# Data listing start

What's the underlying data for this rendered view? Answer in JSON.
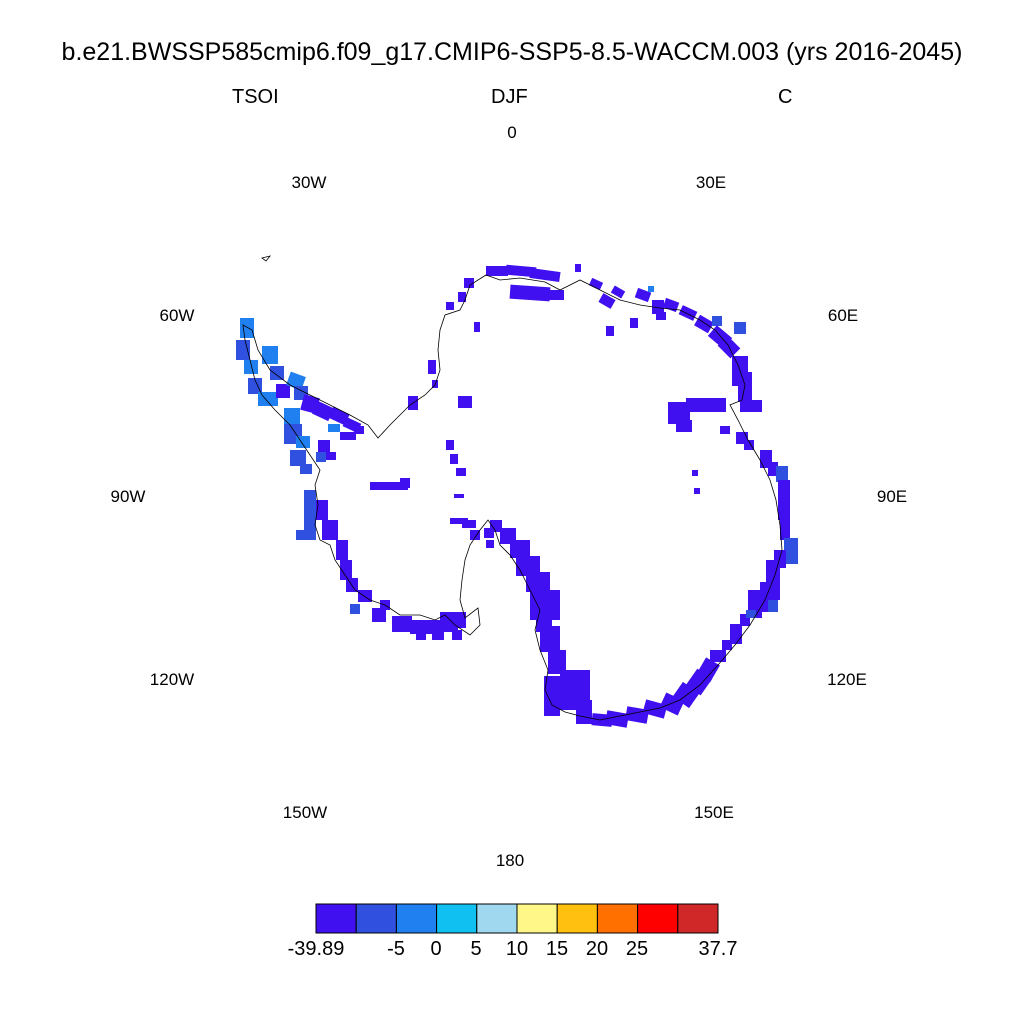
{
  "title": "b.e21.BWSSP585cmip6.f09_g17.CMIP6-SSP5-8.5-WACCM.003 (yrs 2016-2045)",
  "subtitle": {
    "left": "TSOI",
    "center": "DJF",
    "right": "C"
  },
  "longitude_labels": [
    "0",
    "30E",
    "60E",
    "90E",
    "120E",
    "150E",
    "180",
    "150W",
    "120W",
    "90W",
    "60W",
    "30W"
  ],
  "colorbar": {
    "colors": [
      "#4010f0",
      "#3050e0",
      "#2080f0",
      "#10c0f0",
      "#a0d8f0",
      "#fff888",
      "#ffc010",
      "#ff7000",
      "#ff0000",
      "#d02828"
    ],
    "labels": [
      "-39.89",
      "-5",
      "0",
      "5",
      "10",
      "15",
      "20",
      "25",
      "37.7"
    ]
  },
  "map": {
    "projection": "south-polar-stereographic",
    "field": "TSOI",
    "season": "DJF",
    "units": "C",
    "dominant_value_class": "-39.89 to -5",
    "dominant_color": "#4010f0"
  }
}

# Data listing end

◆ **Task directions**: In the copy, include all records verbatim but no images.

◆ **Response for this exercise**:
What's the underlying data for this rendered view? Answer in JSON.
{
  "title": "b.e21.BWSSP585cmip6.f09_g17.CMIP6-SSP5-8.5-WACCM.003 (yrs 2016-2045)",
  "subtitle": {
    "left": "TSOI",
    "center": "DJF",
    "right": "C"
  },
  "longitude_labels": [
    "0",
    "30E",
    "60E",
    "90E",
    "120E",
    "150E",
    "180",
    "150W",
    "120W",
    "90W",
    "60W",
    "30W"
  ],
  "colorbar": {
    "colors": [
      "#4010f0",
      "#3050e0",
      "#2080f0",
      "#10c0f0",
      "#a0d8f0",
      "#fff888",
      "#ffc010",
      "#ff7000",
      "#ff0000",
      "#d02828"
    ],
    "labels": [
      "-39.89",
      "-5",
      "0",
      "5",
      "10",
      "15",
      "20",
      "25",
      "37.7"
    ]
  },
  "map": {
    "projection": "south-polar-stereographic",
    "field": "TSOI",
    "season": "DJF",
    "units": "C",
    "dominant_value_class": "-39.89 to -5",
    "dominant_color": "#4010f0"
  }
}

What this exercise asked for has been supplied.